**Given instruction**
"watermark" appears in how many lines of the entries? State only the number.
----
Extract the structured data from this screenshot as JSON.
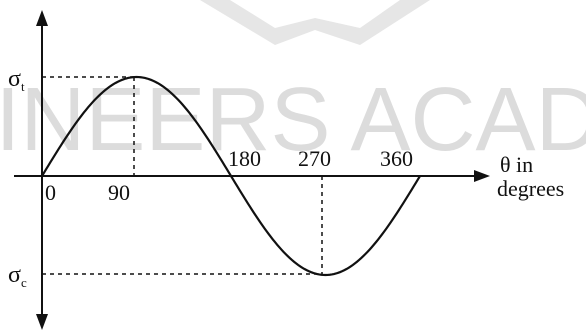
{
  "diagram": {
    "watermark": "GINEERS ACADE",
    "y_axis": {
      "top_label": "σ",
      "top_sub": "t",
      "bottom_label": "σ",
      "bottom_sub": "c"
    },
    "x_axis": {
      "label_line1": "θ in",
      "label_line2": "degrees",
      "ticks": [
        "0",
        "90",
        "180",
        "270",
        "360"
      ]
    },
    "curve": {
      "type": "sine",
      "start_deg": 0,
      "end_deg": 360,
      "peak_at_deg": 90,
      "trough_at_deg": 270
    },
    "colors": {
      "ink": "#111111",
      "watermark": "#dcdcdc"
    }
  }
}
----
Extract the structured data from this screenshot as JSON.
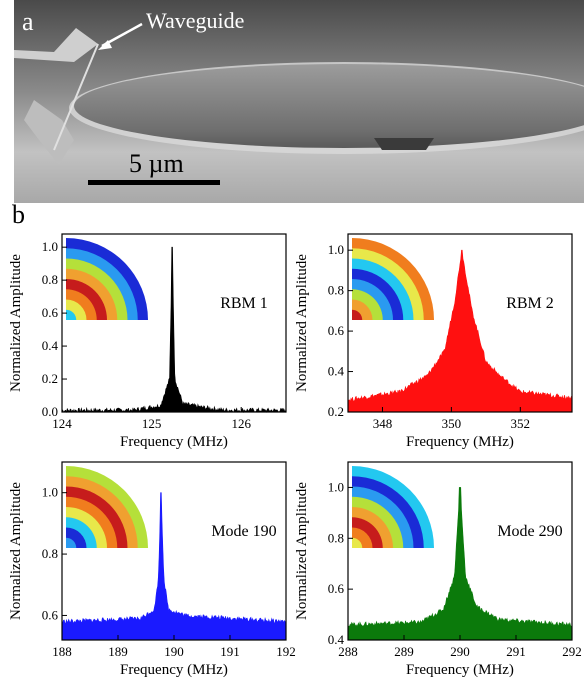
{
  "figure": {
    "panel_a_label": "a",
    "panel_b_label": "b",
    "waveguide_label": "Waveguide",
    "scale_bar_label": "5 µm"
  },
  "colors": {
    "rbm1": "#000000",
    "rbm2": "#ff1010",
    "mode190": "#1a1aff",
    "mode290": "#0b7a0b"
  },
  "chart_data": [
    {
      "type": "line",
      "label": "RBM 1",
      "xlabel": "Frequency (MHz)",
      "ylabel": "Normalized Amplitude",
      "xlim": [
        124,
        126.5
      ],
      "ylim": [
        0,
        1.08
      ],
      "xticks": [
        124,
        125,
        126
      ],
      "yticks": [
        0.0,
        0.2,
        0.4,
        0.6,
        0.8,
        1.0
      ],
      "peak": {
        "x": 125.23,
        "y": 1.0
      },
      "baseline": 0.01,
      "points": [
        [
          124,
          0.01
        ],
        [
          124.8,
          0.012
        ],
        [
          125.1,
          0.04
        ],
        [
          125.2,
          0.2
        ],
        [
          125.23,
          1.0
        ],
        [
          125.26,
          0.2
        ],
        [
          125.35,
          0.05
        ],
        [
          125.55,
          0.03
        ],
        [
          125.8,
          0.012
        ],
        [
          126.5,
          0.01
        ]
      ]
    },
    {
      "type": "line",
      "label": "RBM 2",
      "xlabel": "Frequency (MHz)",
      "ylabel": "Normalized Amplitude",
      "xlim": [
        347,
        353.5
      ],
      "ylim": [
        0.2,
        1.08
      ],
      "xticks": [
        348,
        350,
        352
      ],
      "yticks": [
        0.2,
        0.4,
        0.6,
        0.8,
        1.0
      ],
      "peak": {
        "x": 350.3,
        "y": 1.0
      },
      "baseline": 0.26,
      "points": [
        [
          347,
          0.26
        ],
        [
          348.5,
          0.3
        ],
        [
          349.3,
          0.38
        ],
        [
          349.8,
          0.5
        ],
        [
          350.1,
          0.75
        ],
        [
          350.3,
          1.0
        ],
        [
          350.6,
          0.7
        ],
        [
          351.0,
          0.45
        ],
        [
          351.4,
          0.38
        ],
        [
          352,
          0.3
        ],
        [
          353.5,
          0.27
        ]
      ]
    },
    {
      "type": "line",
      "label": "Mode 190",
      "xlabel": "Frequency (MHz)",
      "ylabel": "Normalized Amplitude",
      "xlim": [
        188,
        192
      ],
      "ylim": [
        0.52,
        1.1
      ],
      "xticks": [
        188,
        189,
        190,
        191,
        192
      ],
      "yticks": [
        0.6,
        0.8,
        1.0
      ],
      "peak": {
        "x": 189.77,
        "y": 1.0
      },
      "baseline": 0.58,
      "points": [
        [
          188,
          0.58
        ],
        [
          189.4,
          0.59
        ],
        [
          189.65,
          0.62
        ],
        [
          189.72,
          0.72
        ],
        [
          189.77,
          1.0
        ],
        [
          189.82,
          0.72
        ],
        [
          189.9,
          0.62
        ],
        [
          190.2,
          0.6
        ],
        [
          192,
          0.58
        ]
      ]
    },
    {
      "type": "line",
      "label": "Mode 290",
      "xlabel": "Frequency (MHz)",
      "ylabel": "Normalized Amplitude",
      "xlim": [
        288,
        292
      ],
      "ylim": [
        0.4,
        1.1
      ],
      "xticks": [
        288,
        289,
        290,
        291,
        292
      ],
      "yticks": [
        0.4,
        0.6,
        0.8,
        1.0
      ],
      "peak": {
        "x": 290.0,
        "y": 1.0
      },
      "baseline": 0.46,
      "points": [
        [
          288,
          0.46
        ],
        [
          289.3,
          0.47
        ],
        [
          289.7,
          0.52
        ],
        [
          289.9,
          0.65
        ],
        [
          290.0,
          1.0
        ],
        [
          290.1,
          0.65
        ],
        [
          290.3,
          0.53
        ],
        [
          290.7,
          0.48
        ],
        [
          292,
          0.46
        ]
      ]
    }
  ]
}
----
**Output**
2